• [Description of the task]:
Comb the records below for the string "einige" and copy each line where it turns up.

● ● ● ● ●

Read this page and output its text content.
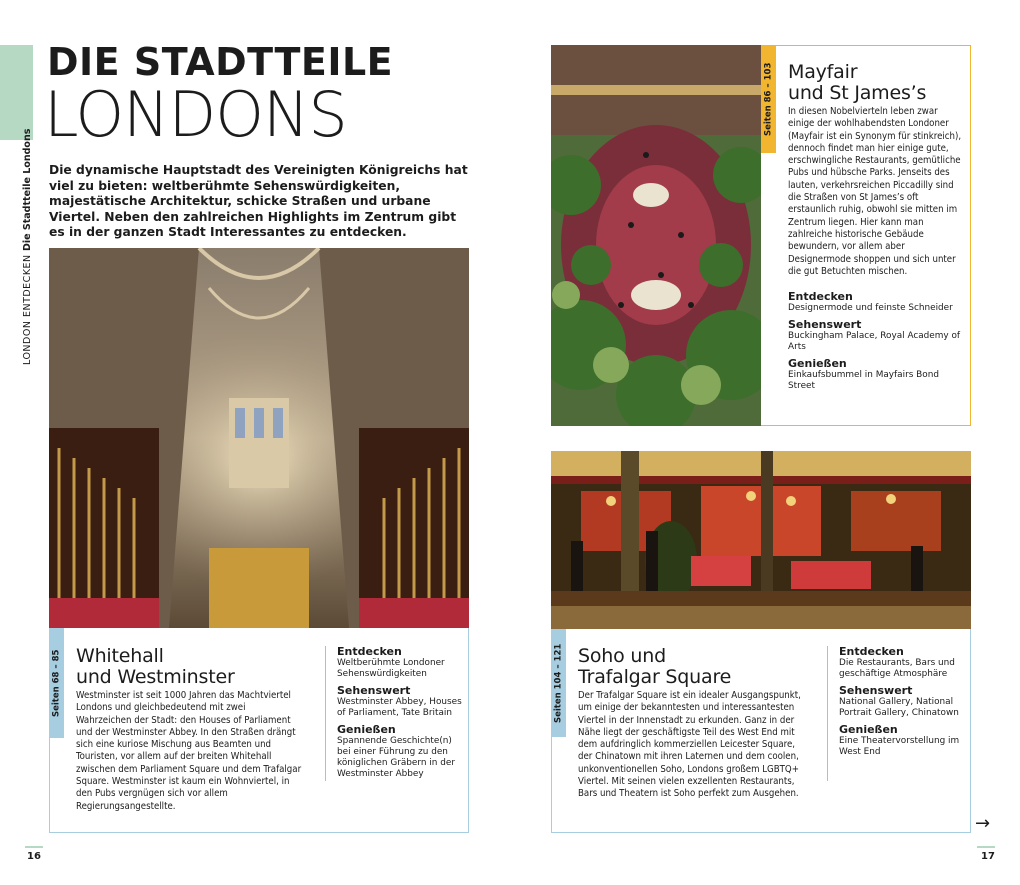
LONDON ENTDECKEN Die Stadtteile Londons
DIE STADTTEILE
LONDONS
Die dynamische Hauptstadt des Vereinigten Königreichs hat viel zu bieten: weltberühmte Sehenswürdigkeiten, majestätische Architektur, schicke Straßen und urbane Viertel. Neben den zahlreichen Highlights im Zentrum gibt es in der ganzen Stadt Interessantes zu entdecken.
Seiten 68 – 85 Whitehall
und Westminster
Westminster ist seit 1000 Jahren das Machtviertel Londons und gleichbedeutend mit zwei Wahrzeichen der Stadt: den Houses of Parliament und der Westminster Abbey. In den Straßen drängt sich eine kuriose Mischung aus Beamten und Touristen, vor allem auf der breiten Whitehall zwischen dem Parliament Square und dem Trafalgar Square. Westminster ist kaum ein Wohnviertel, in den Pubs vergnügen sich vor allem Regierungsangestellte.
Entdecken
Weltberühmte Londoner Sehenswürdigkeiten
Sehenswert
Westminster Abbey, Houses of Parliament, Tate Britain
Genießen
Spannende Geschichte(n) bei einer Führung zu den königlichen Gräbern in der Westminster Abbey
Seiten 86 – 103 Mayfair
und St James’s
In diesen Nobelvierteln leben zwar einige der wohlhabendsten Londoner (Mayfair ist ein Synonym für stinkreich), dennoch findet man hier einige gute, erschwingliche Restaurants, gemütliche Pubs und hübsche Parks. Jenseits des lauten, verkehrsreichen Piccadilly sind die Straßen von St James’s oft erstaunlich ruhig, obwohl sie mitten im Zentrum liegen. Hier kann man zahlreiche historische Gebäude bewundern, vor allem aber Designermode shoppen und sich unter die gut Betuchten mischen.
Entdecken
Designermode und feinste Schneider
Sehenswert
Buckingham Palace, Royal Academy of Arts
Genießen
Einkaufsbummel in Mayfairs Bond Street
Seiten 104 – 121 Soho und
Trafalgar Square
Der Trafalgar Square ist ein idealer Ausgangspunkt, um einige der bekanntesten und interessantesten Viertel in der Innenstadt zu erkunden. Ganz in der Nähe liegt der geschäftigste Teil des West End mit dem aufdringlich kommerziellen Leicester Square, der Chinatown mit ihren Laternen und dem coolen, unkonventionellen Soho, Londons großem LGBTQ+ Viertel. Mit seinen vielen exzellenten Restaurants, Bars und Theatern ist Soho perfekt zum Ausgehen.
Entdecken
Die Restaurants, Bars und geschäftige Atmosphäre
Sehenswert
National Gallery, National Portrait Gallery, Chinatown
Genießen
Eine Theatervorstellung im West End
16	17
→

● ● ● ● ●

• [Result of this task]:
In diesen Nobelvierteln leben zwar einige der wohlhabendsten Londoner (Mayfair ist ein Synonym für stinkreich), dennoch findet man hier einige gute, erschwingliche Restaurants, gemütliche Pubs und hübsche Parks. Jenseits des lauten, verkehrsreichen Piccadilly sind die Straßen von St James’s oft erstaunlich ruhig, obwohl sie mitten im Zentrum liegen. Hier kann man zahlreiche historische Gebäude bewundern, vor allem aber Designermode shoppen und sich unter die gut Betuchten mischen.
Der Trafalgar Square ist ein idealer Ausgangspunkt, um einige der bekanntesten und interessantesten Viertel in der Innenstadt zu erkunden. Ganz in der Nähe liegt der geschäftigste Teil des West End mit dem aufdringlich kommerziellen Leicester Square, der Chinatown mit ihren Laternen und dem coolen, unkonventionellen Soho, Londons großem LGBTQ+ Viertel. Mit seinen vielen exzellenten Restaurants, Bars und Theatern ist Soho perfekt zum Ausgehen.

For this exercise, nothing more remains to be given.